* [Task brief]: In the copy, include every entry exactly but none of the images.

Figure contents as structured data
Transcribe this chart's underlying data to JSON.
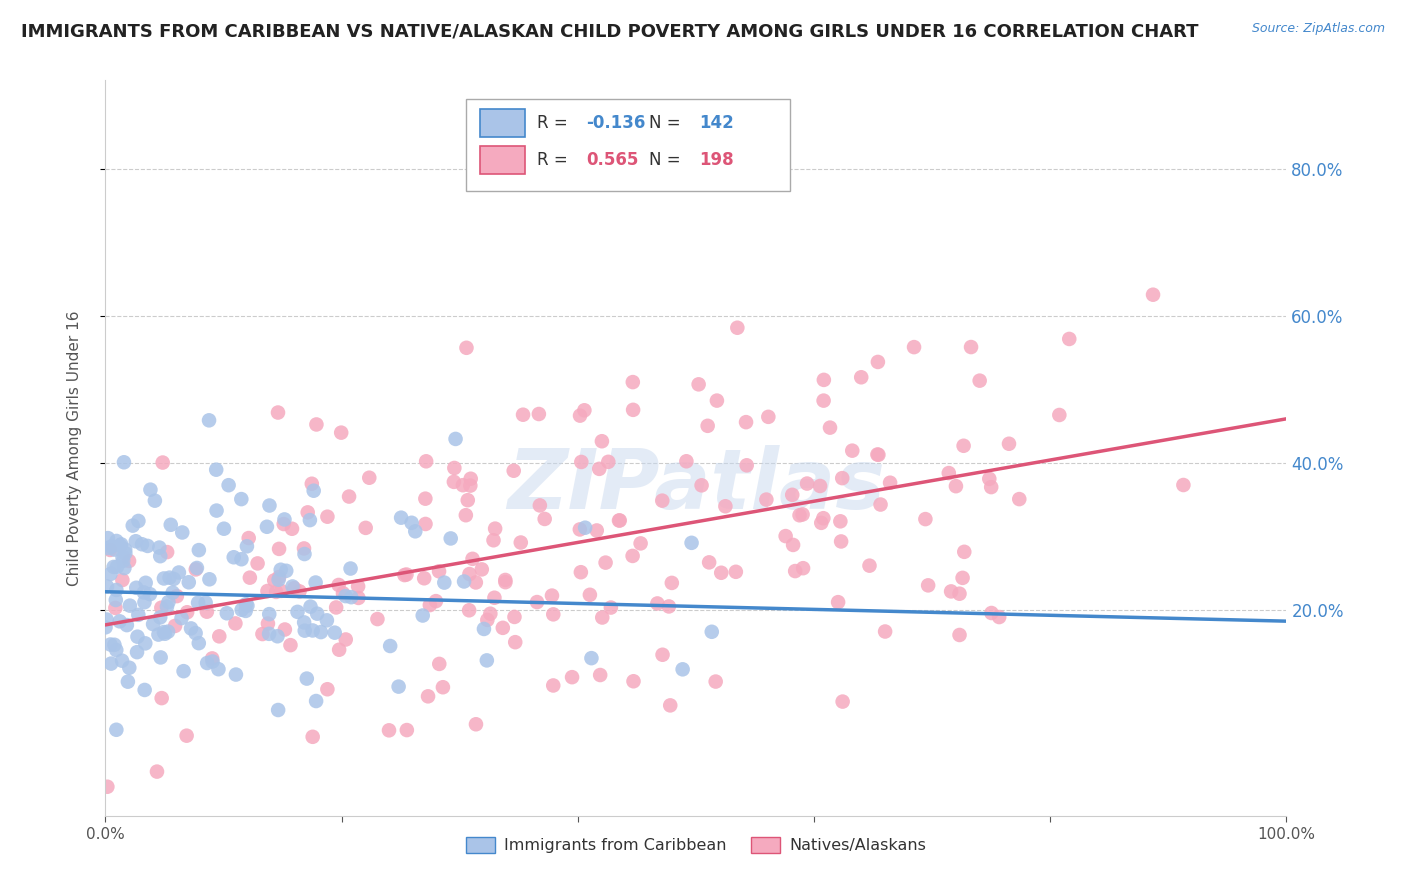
{
  "title": "IMMIGRANTS FROM CARIBBEAN VS NATIVE/ALASKAN CHILD POVERTY AMONG GIRLS UNDER 16 CORRELATION CHART",
  "source": "Source: ZipAtlas.com",
  "ylabel": "Child Poverty Among Girls Under 16",
  "xlim": [
    0.0,
    1.0
  ],
  "ylim": [
    -0.08,
    0.92
  ],
  "xticks": [
    0.0,
    0.2,
    0.4,
    0.6,
    0.8,
    1.0
  ],
  "xticklabels": [
    "0.0%",
    "",
    "",
    "",
    "",
    "100.0%"
  ],
  "ytick_positions": [
    0.2,
    0.4,
    0.6,
    0.8
  ],
  "yticklabels": [
    "20.0%",
    "40.0%",
    "60.0%",
    "80.0%"
  ],
  "blue_R": -0.136,
  "blue_N": 142,
  "pink_R": 0.565,
  "pink_N": 198,
  "blue_color": "#aac4e8",
  "pink_color": "#f5aabf",
  "blue_line_color": "#4488cc",
  "pink_line_color": "#dd5577",
  "legend_label_blue": "Immigrants from Caribbean",
  "legend_label_pink": "Natives/Alaskans",
  "watermark": "ZIPatlas",
  "background_color": "#ffffff",
  "grid_color": "#cccccc",
  "title_fontsize": 13,
  "axis_label_fontsize": 11,
  "tick_fontsize": 11,
  "blue_slope": -0.04,
  "blue_intercept": 0.225,
  "pink_slope": 0.28,
  "pink_intercept": 0.18,
  "seed": 99
}
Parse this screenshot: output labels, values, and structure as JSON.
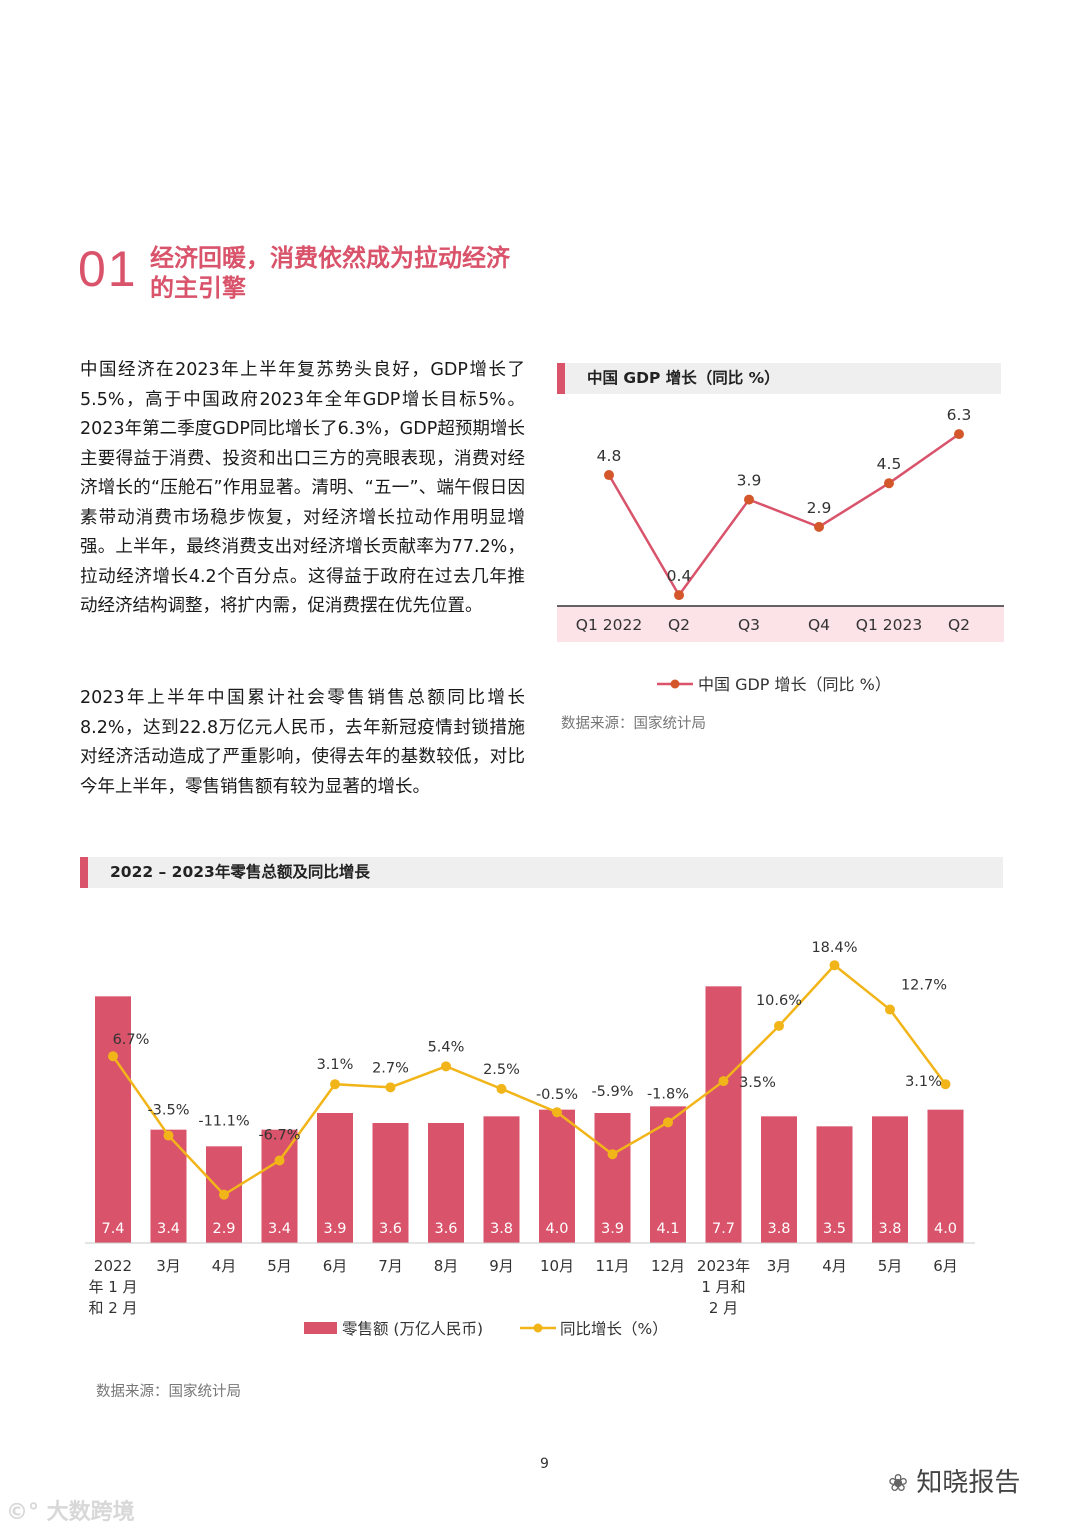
{
  "section": {
    "number": "01",
    "title": "经济回暖，消费依然成为拉动经济的主引擎"
  },
  "paragraphs": [
    "中国经济在2023年上半年复苏势头良好，GDP增长了5.5%，高于中国政府2023年全年GDP增长目标5%。2023年第二季度GDP同比增长了6.3%，GDP超预期增长主要得益于消费、投资和出口三方的亮眼表现，消费对经济增长的“压舱石”作用显著。清明、“五一”、端午假日因素带动消费市场稳步恢复，对经济增长拉动作用明显增强。上半年，最终消费支出对经济增长贡献率为77.2%，拉动经济增长4.2个百分点。这得益于政府在过去几年推动经济结构调整，将扩内需，促消费摆在优先位置。",
    "2023年上半年中国累计社会零售销售总额同比增长8.2%，达到22.8万亿元人民币，去年新冠疫情封锁措施对经济活动造成了严重影响，使得去年的基数较低，对比今年上半年，零售销售额有较为显著的增长。"
  ],
  "chart_data": [
    {
      "type": "line",
      "title": "中国 GDP 增长（同比 %）",
      "categories": [
        "Q1 2022",
        "Q2",
        "Q3",
        "Q4",
        "Q1 2023",
        "Q2"
      ],
      "series": [
        {
          "name": "中国 GDP 增长（同比 %）",
          "values": [
            4.8,
            0.4,
            3.9,
            2.9,
            4.5,
            6.3
          ]
        }
      ],
      "data_labels": [
        "4.8",
        "0.4",
        "3.9",
        "2.9",
        "4.5",
        "6.3"
      ],
      "ylim": [
        0,
        7
      ],
      "source": "数据来源：国家统计局",
      "colors": {
        "line": "#d9536b",
        "marker": "#d4572c",
        "axis_band": "#fbe3e7"
      }
    },
    {
      "type": "bar",
      "title": "2022 – 2023年零售总额及同比增長",
      "categories": [
        [
          "2022",
          "年 1 月",
          "和 2 月"
        ],
        [
          "3月"
        ],
        [
          "4月"
        ],
        [
          "5月"
        ],
        [
          "6月"
        ],
        [
          "7月"
        ],
        [
          "8月"
        ],
        [
          "9月"
        ],
        [
          "10月"
        ],
        [
          "11月"
        ],
        [
          "12月"
        ],
        [
          "2023年",
          "1 月和",
          "2 月"
        ],
        [
          "3月"
        ],
        [
          "4月"
        ],
        [
          "5月"
        ],
        [
          "6月"
        ]
      ],
      "series": [
        {
          "name": "零售额 (万亿人民币)",
          "type": "bar",
          "values": [
            7.4,
            3.4,
            2.9,
            3.4,
            3.9,
            3.6,
            3.6,
            3.8,
            4.0,
            3.9,
            4.1,
            7.7,
            3.8,
            3.5,
            3.8,
            4.0
          ],
          "labels": [
            "7.4",
            "3.4",
            "2.9",
            "3.4",
            "3.9",
            "3.6",
            "3.6",
            "3.8",
            "4.0",
            "3.9",
            "4.1",
            "7.7",
            "3.8",
            "3.5",
            "3.8",
            "4.0"
          ]
        },
        {
          "name": "同比增长（%）",
          "type": "line",
          "values": [
            6.7,
            -3.5,
            -11.1,
            -6.7,
            3.1,
            2.7,
            5.4,
            2.5,
            -0.5,
            -5.9,
            -1.8,
            3.5,
            10.6,
            18.4,
            12.7,
            3.1
          ],
          "labels": [
            "6.7%",
            "-3.5%",
            "-11.1%",
            "-6.7%",
            "3.1%",
            "2.7%",
            "5.4%",
            "2.5%",
            "-0.5%",
            "-5.9%",
            "-1.8%",
            "3.5%",
            "10.6%",
            "18.4%",
            "12.7%",
            "3.1%"
          ]
        }
      ],
      "bar_ylim": [
        0,
        8.4
      ],
      "line_ylim": [
        -15,
        21
      ],
      "source": "数据来源：国家统计局",
      "colors": {
        "bar": "#d9536b",
        "line": "#f2b519"
      }
    }
  ],
  "page_number": "9",
  "watermark_left": "大数跨境",
  "watermark_right": "知晓报告"
}
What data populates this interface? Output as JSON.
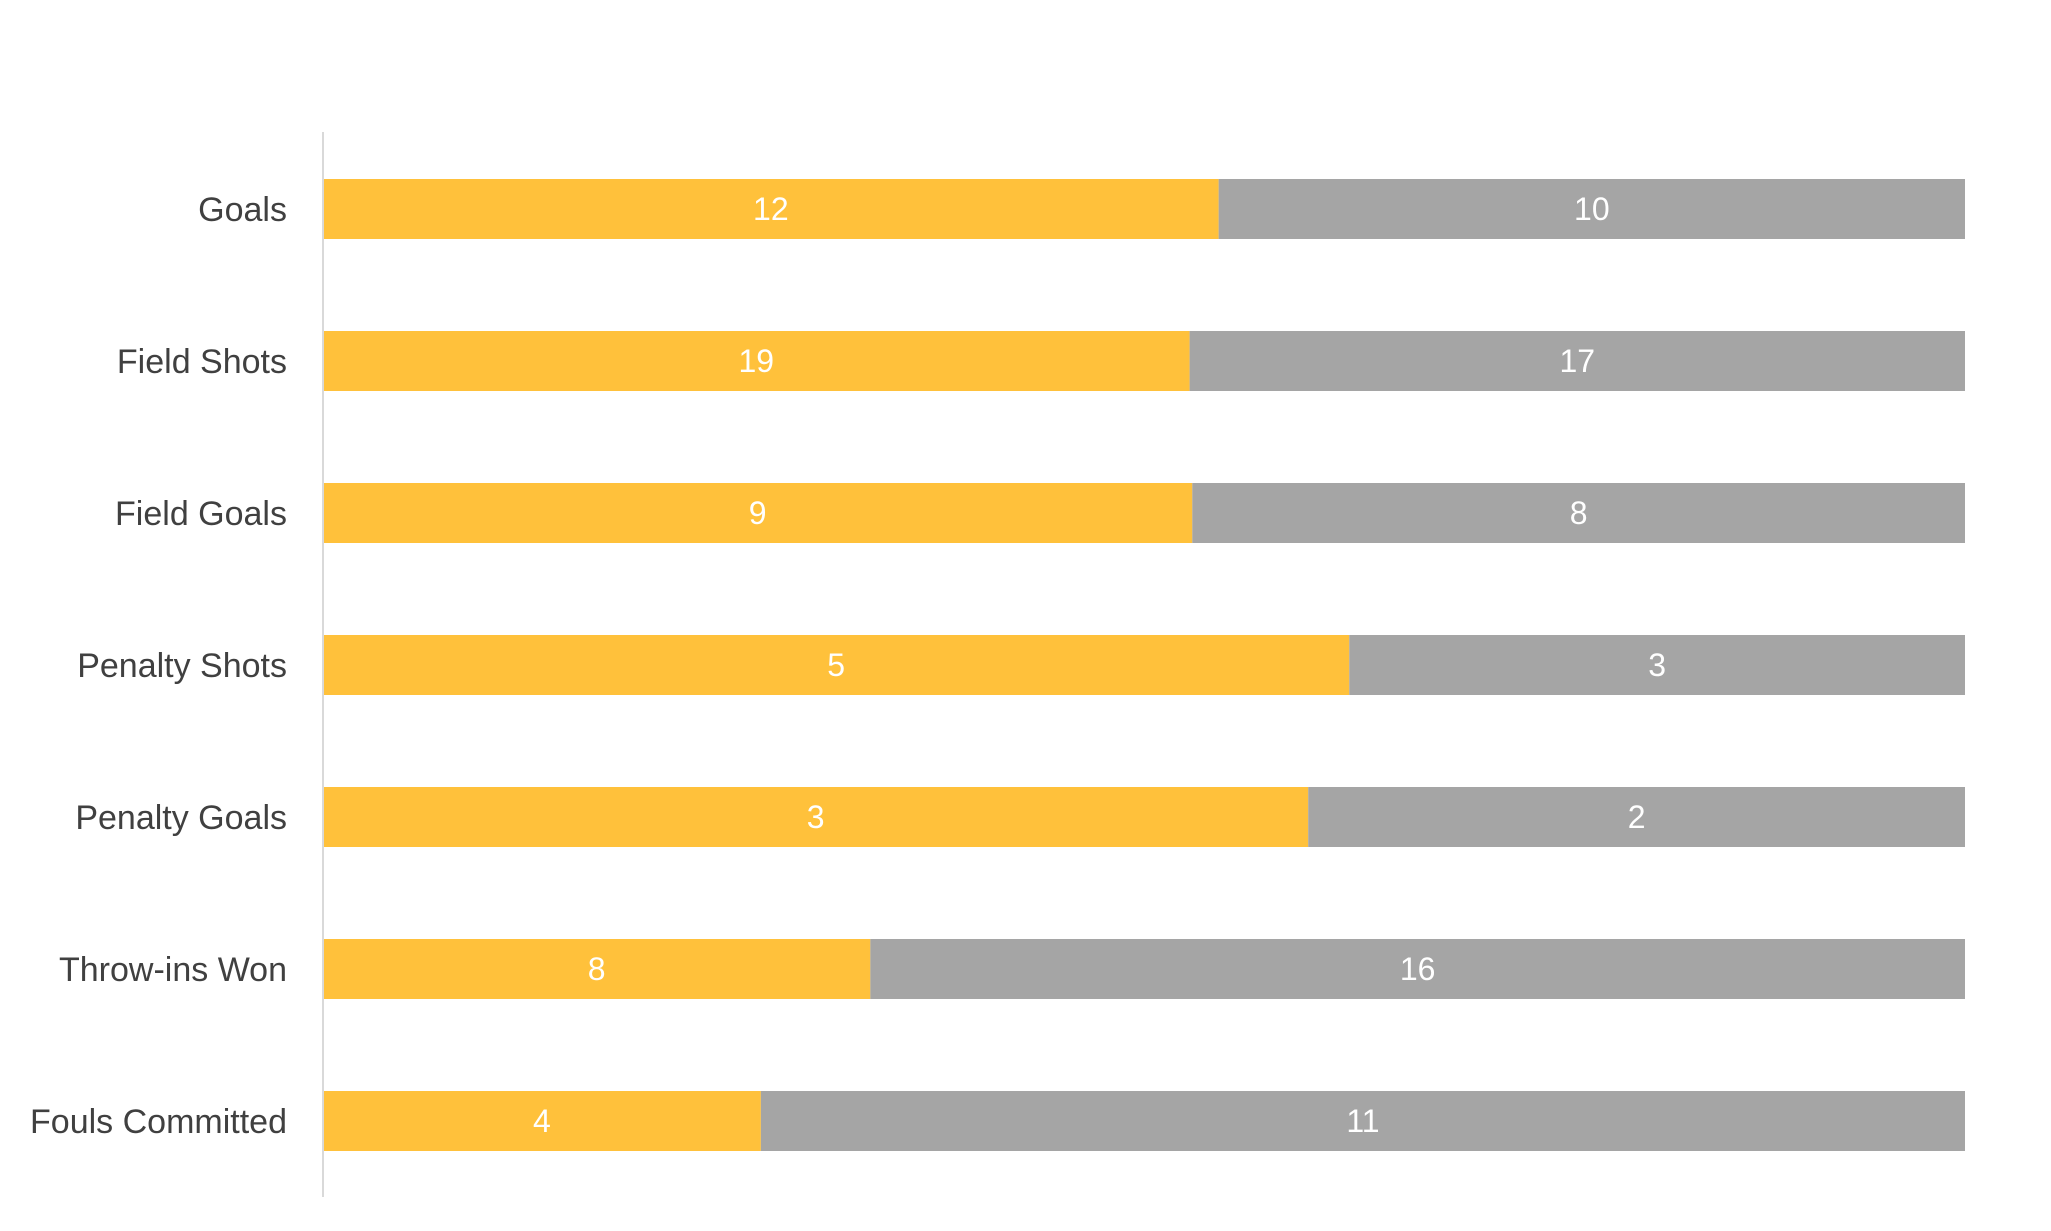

* [Result of the exercise]:
Transcribe this chart's underlying data to JSON.
{
  "title": "IMMIGRANTS FROM CARIBBEAN VS NATIVE/ALASKAN CHILD POVERTY AMONG GIRLS UNDER 16 CORRELATION CHART",
  "source": "Source: ZipAtlas.com",
  "ylabel": "Child Poverty Among Girls Under 16",
  "xlim": [
    0.0,
    1.0
  ],
  "ylim": [
    -0.08,
    0.92
  ],
  "xticks": [
    0.0,
    0.2,
    0.4,
    0.6,
    0.8,
    1.0
  ],
  "xticklabels": [
    "0.0%",
    "",
    "",
    "",
    "",
    "100.0%"
  ],
  "ytick_positions": [
    0.2,
    0.4,
    0.6,
    0.8
  ],
  "yticklabels": [
    "20.0%",
    "40.0%",
    "60.0%",
    "80.0%"
  ],
  "blue_R": -0.136,
  "blue_N": 142,
  "pink_R": 0.565,
  "pink_N": 198,
  "blue_color": "#aac4e8",
  "pink_color": "#f5aabf",
  "blue_line_color": "#4488cc",
  "pink_line_color": "#dd5577",
  "legend_label_blue": "Immigrants from Caribbean",
  "legend_label_pink": "Natives/Alaskans",
  "watermark": "ZIPatlas",
  "background_color": "#ffffff",
  "grid_color": "#cccccc",
  "title_fontsize": 13,
  "axis_label_fontsize": 11,
  "tick_fontsize": 11,
  "blue_slope": -0.04,
  "blue_intercept": 0.225,
  "pink_slope": 0.28,
  "pink_intercept": 0.18,
  "seed": 99
}
Parse this screenshot: output labels, values, and structure as JSON.
{
  "section": {
    "number": "01",
    "title": "经济回暖，消费依然成为拉动经济的主引擎"
  },
  "paragraphs": [
    "中国经济在2023年上半年复苏势头良好，GDP增长了5.5%，高于中国政府2023年全年GDP增长目标5%。2023年第二季度GDP同比增长了6.3%，GDP超预期增长主要得益于消费、投资和出口三方的亮眼表现，消费对经济增长的“压舱石”作用显著。清明、“五一”、端午假日因素带动消费市场稳步恢复，对经济增长拉动作用明显增强。上半年，最终消费支出对经济增长贡献率为77.2%，拉动经济增长4.2个百分点。这得益于政府在过去几年推动经济结构调整，将扩内需，促消费摆在优先位置。",
    "2023年上半年中国累计社会零售销售总额同比增长8.2%，达到22.8万亿元人民币，去年新冠疫情封锁措施对经济活动造成了严重影响，使得去年的基数较低，对比今年上半年，零售销售额有较为显著的增长。"
  ],
  "chart_data": [
    {
      "type": "line",
      "title": "中国 GDP 增长（同比 %）",
      "categories": [
        "Q1 2022",
        "Q2",
        "Q3",
        "Q4",
        "Q1 2023",
        "Q2"
      ],
      "series": [
        {
          "name": "中国 GDP 增长（同比 %）",
          "values": [
            4.8,
            0.4,
            3.9,
            2.9,
            4.5,
            6.3
          ]
        }
      ],
      "data_labels": [
        "4.8",
        "0.4",
        "3.9",
        "2.9",
        "4.5",
        "6.3"
      ],
      "ylim": [
        0,
        7
      ],
      "source": "数据来源：国家统计局",
      "colors": {
        "line": "#d9536b",
        "marker": "#d4572c",
        "axis_band": "#fbe3e7"
      }
    },
    {
      "type": "bar",
      "title": "2022 – 2023年零售总额及同比增長",
      "categories": [
        [
          "2022",
          "年 1 月",
          "和 2 月"
        ],
        [
          "3月"
        ],
        [
          "4月"
        ],
        [
          "5月"
        ],
        [
          "6月"
        ],
        [
          "7月"
        ],
        [
          "8月"
        ],
        [
          "9月"
        ],
        [
          "10月"
        ],
        [
          "11月"
        ],
        [
          "12月"
        ],
        [
          "2023年",
          "1 月和",
          "2 月"
        ],
        [
          "3月"
        ],
        [
          "4月"
        ],
        [
          "5月"
        ],
        [
          "6月"
        ]
      ],
      "series": [
        {
          "name": "零售额 (万亿人民币)",
          "type": "bar",
          "values": [
            7.4,
            3.4,
            2.9,
            3.4,
            3.9,
            3.6,
            3.6,
            3.8,
            4.0,
            3.9,
            4.1,
            7.7,
            3.8,
            3.5,
            3.8,
            4.0
          ],
          "labels": [
            "7.4",
            "3.4",
            "2.9",
            "3.4",
            "3.9",
            "3.6",
            "3.6",
            "3.8",
            "4.0",
            "3.9",
            "4.1",
            "7.7",
            "3.8",
            "3.5",
            "3.8",
            "4.0"
          ]
        },
        {
          "name": "同比增长（%）",
          "type": "line",
          "values": [
            6.7,
            -3.5,
            -11.1,
            -6.7,
            3.1,
            2.7,
            5.4,
            2.5,
            -0.5,
            -5.9,
            -1.8,
            3.5,
            10.6,
            18.4,
            12.7,
            3.1
          ],
          "labels": [
            "6.7%",
            "-3.5%",
            "-11.1%",
            "-6.7%",
            "3.1%",
            "2.7%",
            "5.4%",
            "2.5%",
            "-0.5%",
            "-5.9%",
            "-1.8%",
            "3.5%",
            "10.6%",
            "18.4%",
            "12.7%",
            "3.1%"
          ]
        }
      ],
      "bar_ylim": [
        0,
        8.4
      ],
      "line_ylim": [
        -15,
        21
      ],
      "source": "数据来源：国家统计局",
      "colors": {
        "bar": "#d9536b",
        "line": "#f2b519"
      }
    }
  ],
  "page_number": "9",
  "watermark_left": "大数跨境",
  "watermark_right": "知晓报告"
}
What data populates this interface? Output as JSON.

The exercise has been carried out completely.